__Stated goal__
Transcribe every line of the records verbatim.

__Supplied data__
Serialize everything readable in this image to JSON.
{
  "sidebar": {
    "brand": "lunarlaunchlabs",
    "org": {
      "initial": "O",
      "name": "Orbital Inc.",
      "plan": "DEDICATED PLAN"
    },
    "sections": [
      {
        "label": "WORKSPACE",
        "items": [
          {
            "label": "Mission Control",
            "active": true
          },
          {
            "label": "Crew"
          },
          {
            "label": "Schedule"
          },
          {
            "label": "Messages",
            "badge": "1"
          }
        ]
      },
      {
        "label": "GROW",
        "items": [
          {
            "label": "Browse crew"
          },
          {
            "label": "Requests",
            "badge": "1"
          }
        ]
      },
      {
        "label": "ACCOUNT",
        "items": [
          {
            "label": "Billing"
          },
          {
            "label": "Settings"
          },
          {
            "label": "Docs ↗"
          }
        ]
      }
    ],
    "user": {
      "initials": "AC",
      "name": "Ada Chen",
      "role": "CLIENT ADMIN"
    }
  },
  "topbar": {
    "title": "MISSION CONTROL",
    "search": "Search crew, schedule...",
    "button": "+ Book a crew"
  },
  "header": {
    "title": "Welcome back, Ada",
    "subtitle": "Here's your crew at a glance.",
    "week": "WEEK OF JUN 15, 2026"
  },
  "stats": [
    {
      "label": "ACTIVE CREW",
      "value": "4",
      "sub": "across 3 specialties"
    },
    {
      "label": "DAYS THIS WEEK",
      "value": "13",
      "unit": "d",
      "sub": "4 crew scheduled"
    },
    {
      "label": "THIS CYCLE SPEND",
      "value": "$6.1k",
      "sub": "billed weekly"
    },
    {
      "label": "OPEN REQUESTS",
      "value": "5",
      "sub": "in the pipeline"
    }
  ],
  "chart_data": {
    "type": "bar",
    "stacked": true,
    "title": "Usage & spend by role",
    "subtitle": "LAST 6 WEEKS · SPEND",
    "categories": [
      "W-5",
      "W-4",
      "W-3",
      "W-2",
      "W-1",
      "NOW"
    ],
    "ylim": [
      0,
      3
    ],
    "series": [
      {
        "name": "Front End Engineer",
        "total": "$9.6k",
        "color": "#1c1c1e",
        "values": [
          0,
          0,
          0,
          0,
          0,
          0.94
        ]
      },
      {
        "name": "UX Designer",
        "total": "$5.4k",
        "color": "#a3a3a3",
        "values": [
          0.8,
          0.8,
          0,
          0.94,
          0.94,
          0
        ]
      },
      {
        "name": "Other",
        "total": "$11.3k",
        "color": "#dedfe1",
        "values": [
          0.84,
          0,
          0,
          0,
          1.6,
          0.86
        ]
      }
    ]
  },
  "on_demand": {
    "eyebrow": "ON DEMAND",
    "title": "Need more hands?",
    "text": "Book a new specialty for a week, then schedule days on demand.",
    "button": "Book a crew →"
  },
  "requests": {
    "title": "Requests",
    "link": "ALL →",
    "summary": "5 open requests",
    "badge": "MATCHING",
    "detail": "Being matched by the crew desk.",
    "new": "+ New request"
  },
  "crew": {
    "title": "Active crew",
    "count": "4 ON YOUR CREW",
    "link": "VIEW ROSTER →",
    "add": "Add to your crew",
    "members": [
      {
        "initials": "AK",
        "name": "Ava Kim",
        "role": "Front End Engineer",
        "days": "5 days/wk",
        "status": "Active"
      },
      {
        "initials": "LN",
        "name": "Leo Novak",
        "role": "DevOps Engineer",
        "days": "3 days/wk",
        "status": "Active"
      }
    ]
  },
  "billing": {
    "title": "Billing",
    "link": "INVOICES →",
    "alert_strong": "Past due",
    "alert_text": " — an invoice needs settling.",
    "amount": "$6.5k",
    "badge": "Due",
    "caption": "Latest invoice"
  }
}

__Correct answer__
Serialize everything readable in this image to JSON.
{
  "sidebar": {
    "brand": "lunarlaunchlabs",
    "org": {
      "initial": "O",
      "name": "Orbital Inc.",
      "plan": "DEDICATED PLAN"
    },
    "sections": [
      {
        "label": "WORKSPACE",
        "items": [
          {
            "label": "Mission Control",
            "active": true
          },
          {
            "label": "Crew"
          },
          {
            "label": "Schedule"
          },
          {
            "label": "Messages",
            "badge": "1"
          }
        ]
      },
      {
        "label": "GROW",
        "items": [
          {
            "label": "Browse crew"
          },
          {
            "label": "Requests",
            "badge": "1"
          }
        ]
      },
      {
        "label": "ACCOUNT",
        "items": [
          {
            "label": "Billing"
          },
          {
            "label": "Settings"
          },
          {
            "label": "Docs ↗"
          }
        ]
      }
    ],
    "user": {
      "initials": "AC",
      "name": "Ada Chen",
      "role": "CLIENT ADMIN"
    }
  },
  "topbar": {
    "title": "MISSION CONTROL",
    "search": "Search crew, schedule...",
    "button": "+ Book a crew"
  },
  "header": {
    "title": "Welcome back, Ada",
    "subtitle": "Here's your crew at a glance.",
    "week": "WEEK OF JUN 15, 2026"
  },
  "stats": [
    {
      "label": "ACTIVE CREW",
      "value": "4",
      "sub": "across 3 specialties"
    },
    {
      "label": "DAYS THIS WEEK",
      "value": "13",
      "unit": "d",
      "sub": "4 crew scheduled"
    },
    {
      "label": "THIS CYCLE SPEND",
      "value": "$6.1k",
      "sub": "billed weekly"
    },
    {
      "label": "OPEN REQUESTS",
      "value": "5",
      "sub": "in the pipeline"
    }
  ],
  "chart_data": {
    "type": "bar",
    "stacked": true,
    "title": "Usage & spend by role",
    "subtitle": "LAST 6 WEEKS · SPEND",
    "categories": [
      "W-5",
      "W-4",
      "W-3",
      "W-2",
      "W-1",
      "NOW"
    ],
    "ylim": [
      0,
      3
    ],
    "series": [
      {
        "name": "Front End Engineer",
        "total": "$9.6k",
        "color": "#1c1c1e",
        "values": [
          0,
          0,
          0,
          0,
          0,
          0.94
        ]
      },
      {
        "name": "UX Designer",
        "total": "$5.4k",
        "color": "#a3a3a3",
        "values": [
          0.8,
          0.8,
          0,
          0.94,
          0.94,
          0
        ]
      },
      {
        "name": "Other",
        "total": "$11.3k",
        "color": "#dedfe1",
        "values": [
          0.84,
          0,
          0,
          0,
          1.6,
          0.86
        ]
      }
    ]
  },
  "on_demand": {
    "eyebrow": "ON DEMAND",
    "title": "Need more hands?",
    "text": "Book a new specialty for a week, then schedule days on demand.",
    "button": "Book a crew →"
  },
  "requests": {
    "title": "Requests",
    "link": "ALL →",
    "summary": "5 open requests",
    "badge": "MATCHING",
    "detail": "Being matched by the crew desk.",
    "new": "+ New request"
  },
  "crew": {
    "title": "Active crew",
    "count": "4 ON YOUR CREW",
    "link": "VIEW ROSTER →",
    "add": "Add to your crew",
    "members": [
      {
        "initials": "AK",
        "name": "Ava Kim",
        "role": "Front End Engineer",
        "days": "5 days/wk",
        "status": "Active"
      },
      {
        "initials": "LN",
        "name": "Leo Novak",
        "role": "DevOps Engineer",
        "days": "3 days/wk",
        "status": "Active"
      }
    ]
  },
  "billing": {
    "title": "Billing",
    "link": "INVOICES →",
    "alert_strong": "Past due",
    "alert_text": " — an invoice needs settling.",
    "amount": "$6.5k",
    "badge": "Due",
    "caption": "Latest invoice"
  }
}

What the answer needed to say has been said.